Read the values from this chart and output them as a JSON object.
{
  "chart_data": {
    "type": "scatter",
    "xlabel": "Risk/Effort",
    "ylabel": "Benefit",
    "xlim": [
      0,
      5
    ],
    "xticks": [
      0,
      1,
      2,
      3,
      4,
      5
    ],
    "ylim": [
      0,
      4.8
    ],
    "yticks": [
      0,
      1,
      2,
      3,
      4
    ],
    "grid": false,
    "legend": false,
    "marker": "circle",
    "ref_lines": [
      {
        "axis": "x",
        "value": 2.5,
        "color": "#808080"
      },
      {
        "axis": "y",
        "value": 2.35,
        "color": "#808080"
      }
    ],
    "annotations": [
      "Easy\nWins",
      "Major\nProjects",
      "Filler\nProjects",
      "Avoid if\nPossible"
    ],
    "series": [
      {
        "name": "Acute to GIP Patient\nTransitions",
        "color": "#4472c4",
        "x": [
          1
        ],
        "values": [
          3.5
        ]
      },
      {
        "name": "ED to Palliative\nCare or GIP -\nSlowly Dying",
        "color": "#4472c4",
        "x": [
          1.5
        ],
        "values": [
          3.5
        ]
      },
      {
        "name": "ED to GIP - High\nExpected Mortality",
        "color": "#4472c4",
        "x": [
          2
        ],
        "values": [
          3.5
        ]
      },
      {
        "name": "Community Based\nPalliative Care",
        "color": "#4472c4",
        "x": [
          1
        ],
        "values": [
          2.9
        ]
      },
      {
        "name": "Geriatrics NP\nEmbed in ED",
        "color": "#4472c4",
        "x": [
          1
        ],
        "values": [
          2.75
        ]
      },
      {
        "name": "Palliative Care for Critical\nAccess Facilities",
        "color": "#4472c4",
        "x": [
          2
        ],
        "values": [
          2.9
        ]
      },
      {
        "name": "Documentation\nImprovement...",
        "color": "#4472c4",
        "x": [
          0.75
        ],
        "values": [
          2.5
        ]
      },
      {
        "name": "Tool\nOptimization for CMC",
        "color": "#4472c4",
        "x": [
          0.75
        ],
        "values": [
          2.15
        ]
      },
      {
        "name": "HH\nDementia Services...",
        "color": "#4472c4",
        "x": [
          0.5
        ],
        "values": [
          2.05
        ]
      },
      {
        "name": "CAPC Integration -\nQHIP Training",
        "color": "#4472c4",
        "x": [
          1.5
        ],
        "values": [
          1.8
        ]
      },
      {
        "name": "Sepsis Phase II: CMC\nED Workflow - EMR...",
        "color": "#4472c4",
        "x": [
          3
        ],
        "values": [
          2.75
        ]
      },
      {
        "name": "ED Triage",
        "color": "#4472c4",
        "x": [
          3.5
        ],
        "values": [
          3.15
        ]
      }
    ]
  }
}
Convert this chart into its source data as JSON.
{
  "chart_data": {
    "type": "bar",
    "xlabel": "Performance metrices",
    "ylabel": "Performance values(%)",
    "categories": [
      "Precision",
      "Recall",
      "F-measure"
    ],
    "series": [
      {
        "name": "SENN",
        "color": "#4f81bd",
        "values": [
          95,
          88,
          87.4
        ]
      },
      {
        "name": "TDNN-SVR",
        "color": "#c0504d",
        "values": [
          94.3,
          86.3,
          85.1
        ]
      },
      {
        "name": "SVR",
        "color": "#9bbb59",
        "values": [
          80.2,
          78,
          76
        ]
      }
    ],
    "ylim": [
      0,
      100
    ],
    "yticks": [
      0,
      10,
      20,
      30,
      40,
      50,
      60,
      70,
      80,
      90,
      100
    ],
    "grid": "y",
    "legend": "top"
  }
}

***

EXERCISE DESCRIPTION: Make an exact copy of the records.

REPLY TO THE EXERCISE:
Read the values from this chart and output them as a JSON object.
{
  "chart_data": {
    "type": "scatter",
    "xlabel": "Risk/Effort",
    "ylabel": "Benefit",
    "xlim": [
      0,
      5
    ],
    "xticks": [
      0,
      1,
      2,
      3,
      4,
      5
    ],
    "ylim": [
      0,
      4.8
    ],
    "yticks": [
      0,
      1,
      2,
      3,
      4
    ],
    "grid": false,
    "legend": false,
    "marker": "circle",
    "ref_lines": [
      {
        "axis": "x",
        "value": 2.5,
        "color": "#808080"
      },
      {
        "axis": "y",
        "value": 2.35,
        "color": "#808080"
      }
    ],
    "annotations": [
      "Easy\nWins",
      "Major\nProjects",
      "Filler\nProjects",
      "Avoid if\nPossible"
    ],
    "series": [
      {
        "name": "Acute to GIP Patient\nTransitions",
        "color": "#4472c4",
        "x": [
          1
        ],
        "values": [
          3.5
        ]
      },
      {
        "name": "ED to Palliative\nCare or GIP -\nSlowly Dying",
        "color": "#4472c4",
        "x": [
          1.5
        ],
        "values": [
          3.5
        ]
      },
      {
        "name": "ED to GIP - High\nExpected Mortality",
        "color": "#4472c4",
        "x": [
          2
        ],
        "values": [
          3.5
        ]
      },
      {
        "name": "Community Based\nPalliative Care",
        "color": "#4472c4",
        "x": [
          1
        ],
        "values": [
          2.9
        ]
      },
      {
        "name": "Geriatrics NP\nEmbed in ED",
        "color": "#4472c4",
        "x": [
          1
        ],
        "values": [
          2.75
        ]
      },
      {
        "name": "Palliative Care for Critical\nAccess Facilities",
        "color": "#4472c4",
        "x": [
          2
        ],
        "values": [
          2.9
        ]
      },
      {
        "name": "Documentation\nImprovement...",
        "color": "#4472c4",
        "x": [
          0.75
        ],
        "values": [
          2.5
        ]
      },
      {
        "name": "Tool\nOptimization for CMC",
        "color": "#4472c4",
        "x": [
          0.75
        ],
        "values": [
          2.15
        ]
      },
      {
        "name": "HH\nDementia Services...",
        "color": "#4472c4",
        "x": [
          0.5
        ],
        "values": [
          2.05
        ]
      },
      {
        "name": "CAPC Integration -\nQHIP Training",
        "color": "#4472c4",
        "x": [
          1.5
        ],
        "values": [
          1.8
        ]
      },
      {
        "name": "Sepsis Phase II: CMC\nED Workflow - EMR...",
        "color": "#4472c4",
        "x": [
          3
        ],
        "values": [
          2.75
        ]
      },
      {
        "name": "ED Triage",
        "color": "#4472c4",
        "x": [
          3.5
        ],
        "values": [
          3.15
        ]
      }
    ]
  }
}
Convert this chart into its source data as JSON.
{
  "chart_data": {
    "type": "bar",
    "xlabel": "Performance metrices",
    "ylabel": "Performance values(%)",
    "categories": [
      "Precision",
      "Recall",
      "F-measure"
    ],
    "series": [
      {
        "name": "SENN",
        "color": "#4f81bd",
        "values": [
          95,
          88,
          87.4
        ]
      },
      {
        "name": "TDNN-SVR",
        "color": "#c0504d",
        "values": [
          94.3,
          86.3,
          85.1
        ]
      },
      {
        "name": "SVR",
        "color": "#9bbb59",
        "values": [
          80.2,
          78,
          76
        ]
      }
    ],
    "ylim": [
      0,
      100
    ],
    "yticks": [
      0,
      10,
      20,
      30,
      40,
      50,
      60,
      70,
      80,
      90,
      100
    ],
    "grid": "y",
    "legend": "top"
  }
}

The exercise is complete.